▶ _Exercise brief_
Gather up all lines that carry the word "this".

▶ _Given data_
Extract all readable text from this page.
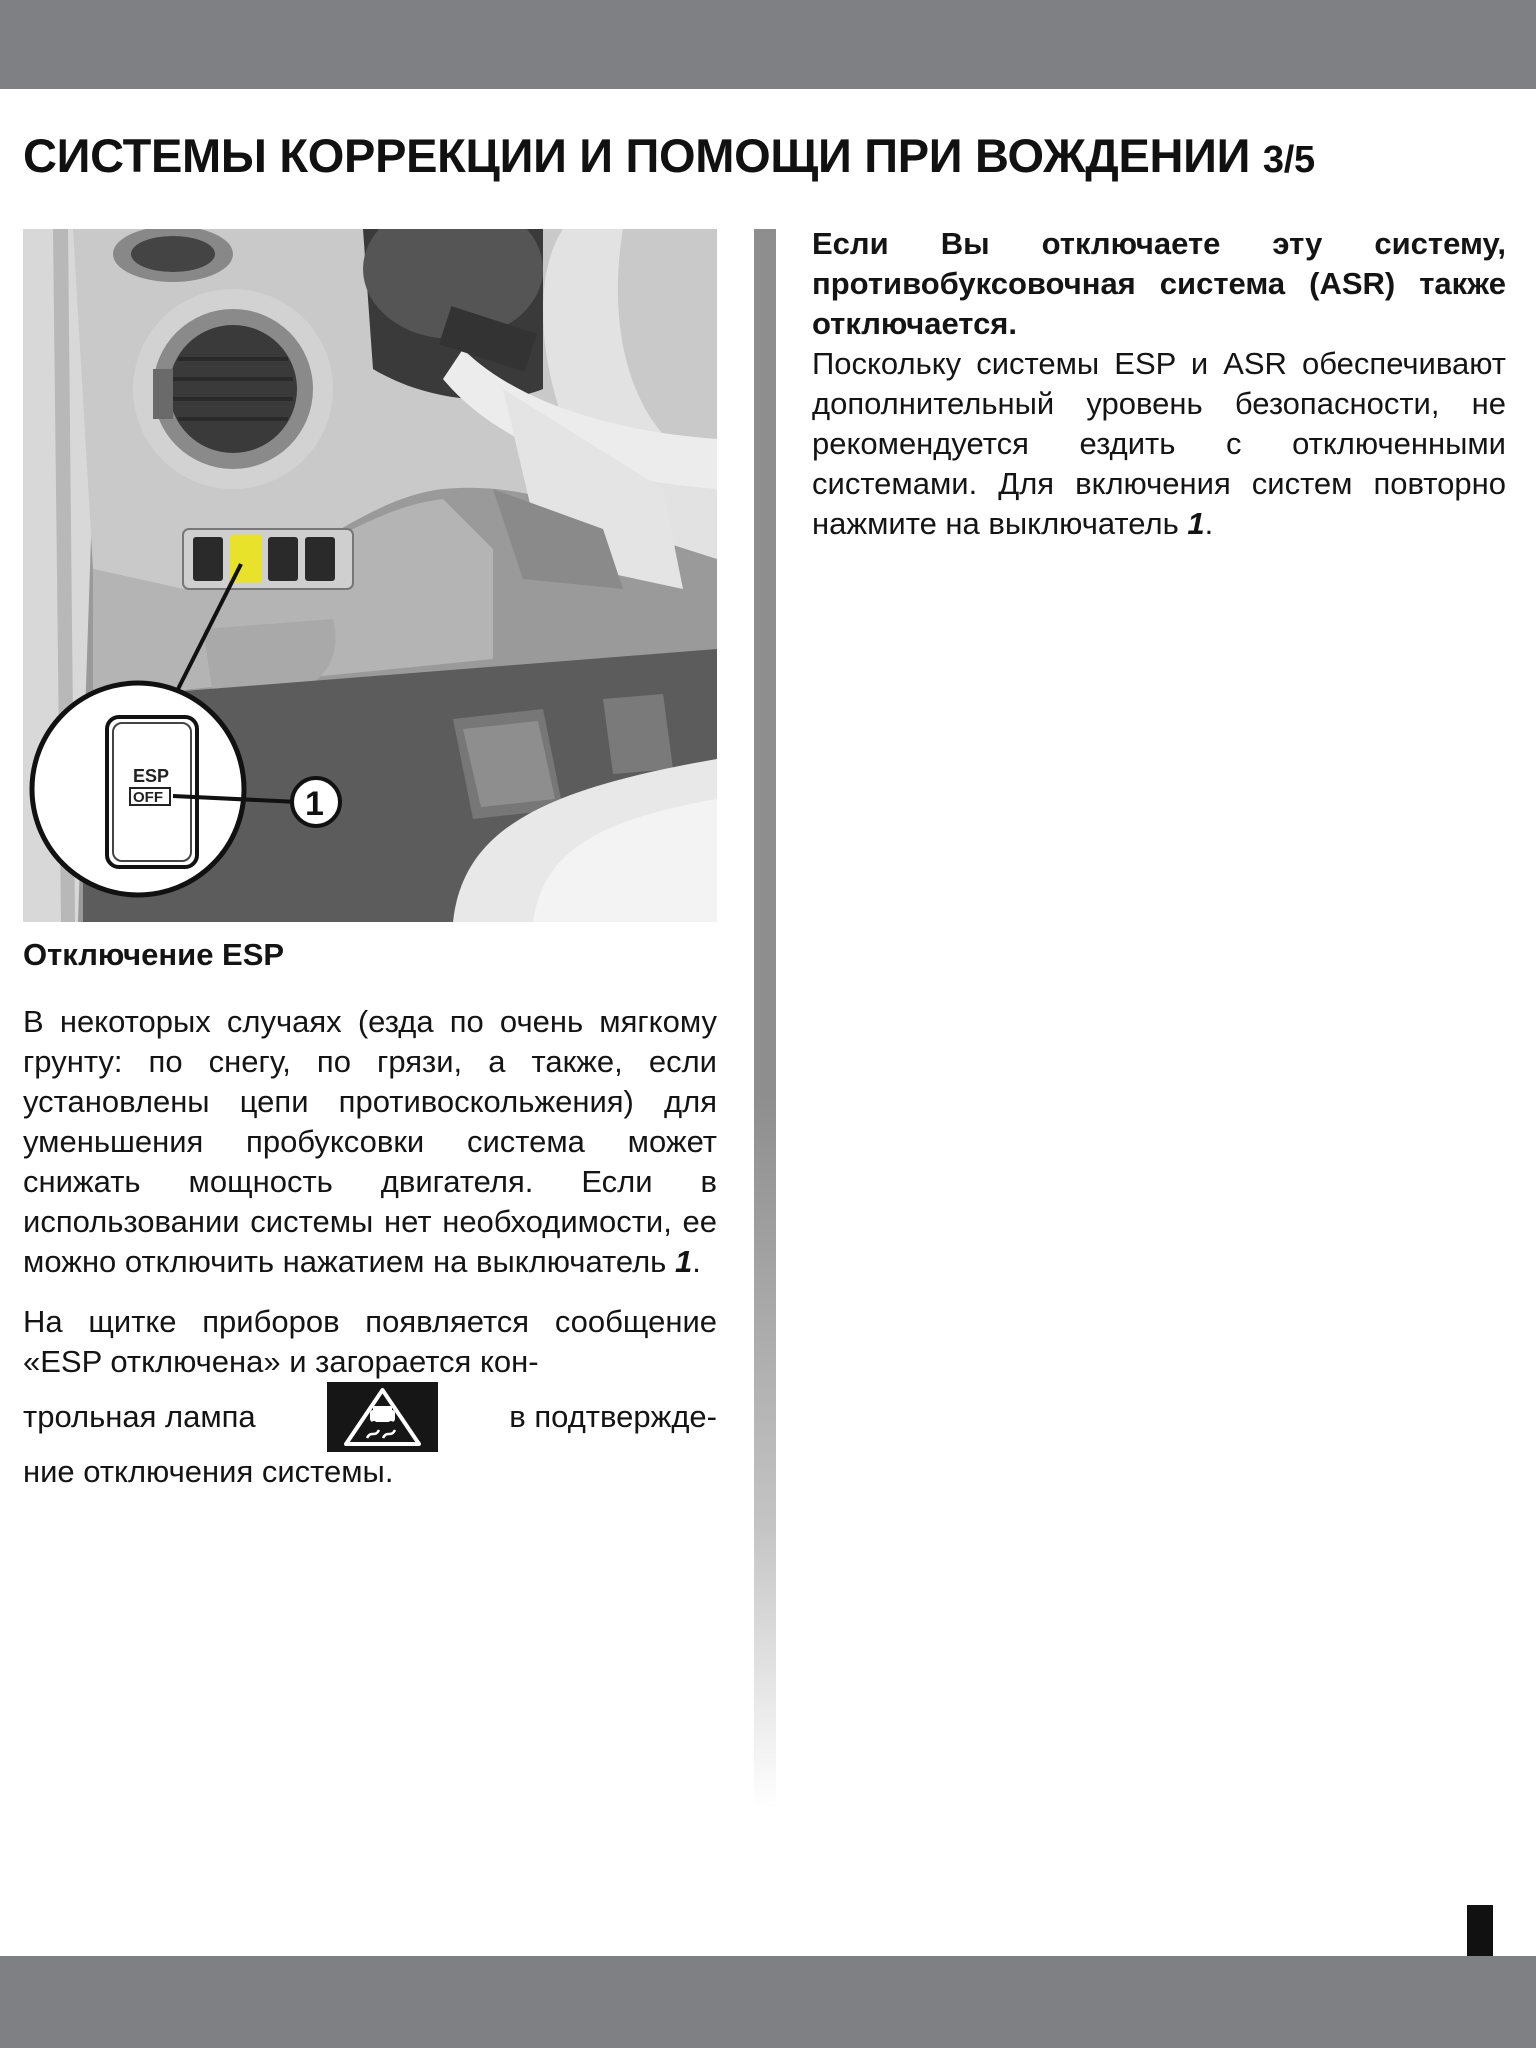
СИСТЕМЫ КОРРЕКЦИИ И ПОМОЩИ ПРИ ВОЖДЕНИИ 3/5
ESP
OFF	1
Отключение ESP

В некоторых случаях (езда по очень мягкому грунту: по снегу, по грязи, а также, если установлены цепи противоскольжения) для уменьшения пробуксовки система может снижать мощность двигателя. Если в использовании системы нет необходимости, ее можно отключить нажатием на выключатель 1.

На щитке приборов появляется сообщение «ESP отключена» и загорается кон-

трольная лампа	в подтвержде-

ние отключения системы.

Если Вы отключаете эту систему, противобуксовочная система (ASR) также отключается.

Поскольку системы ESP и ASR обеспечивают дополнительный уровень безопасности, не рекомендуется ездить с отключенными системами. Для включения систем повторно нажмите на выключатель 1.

--

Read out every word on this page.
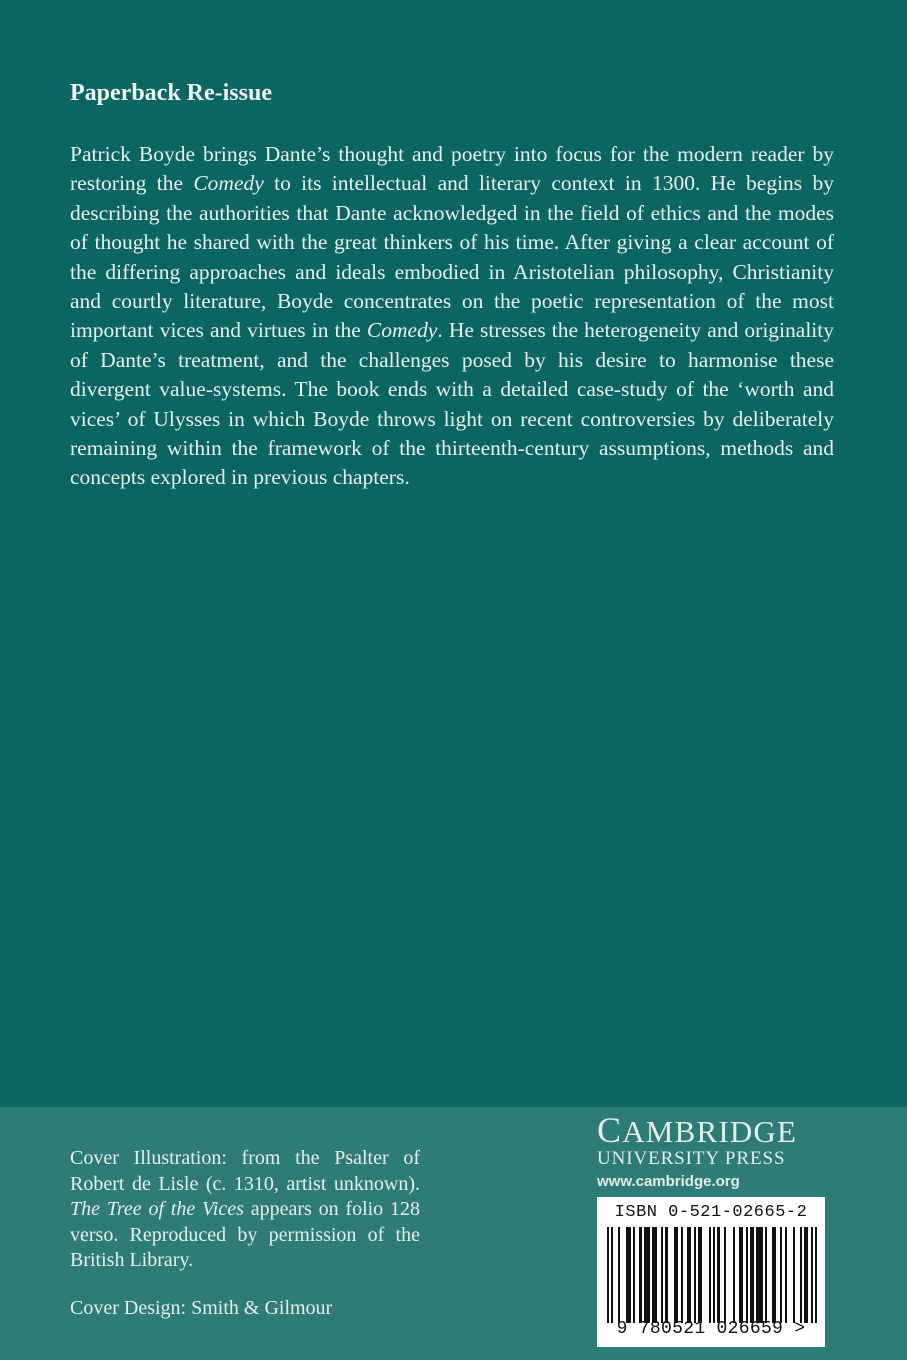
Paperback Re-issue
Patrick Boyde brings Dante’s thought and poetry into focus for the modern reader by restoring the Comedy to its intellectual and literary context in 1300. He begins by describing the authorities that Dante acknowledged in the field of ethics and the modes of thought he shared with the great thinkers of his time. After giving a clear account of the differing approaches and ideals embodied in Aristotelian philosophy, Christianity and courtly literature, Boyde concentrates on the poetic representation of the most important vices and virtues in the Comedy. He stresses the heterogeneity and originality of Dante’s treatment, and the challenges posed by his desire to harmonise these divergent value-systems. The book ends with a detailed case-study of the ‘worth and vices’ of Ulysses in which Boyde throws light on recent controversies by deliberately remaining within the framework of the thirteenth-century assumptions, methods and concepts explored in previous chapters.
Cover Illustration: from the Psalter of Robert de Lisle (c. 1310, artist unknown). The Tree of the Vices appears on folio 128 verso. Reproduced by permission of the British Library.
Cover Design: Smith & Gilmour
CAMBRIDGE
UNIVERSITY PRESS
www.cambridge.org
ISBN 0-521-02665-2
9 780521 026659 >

▶ _Result of the exercise_
Extract all readable text from this page.
Read out every word on this page.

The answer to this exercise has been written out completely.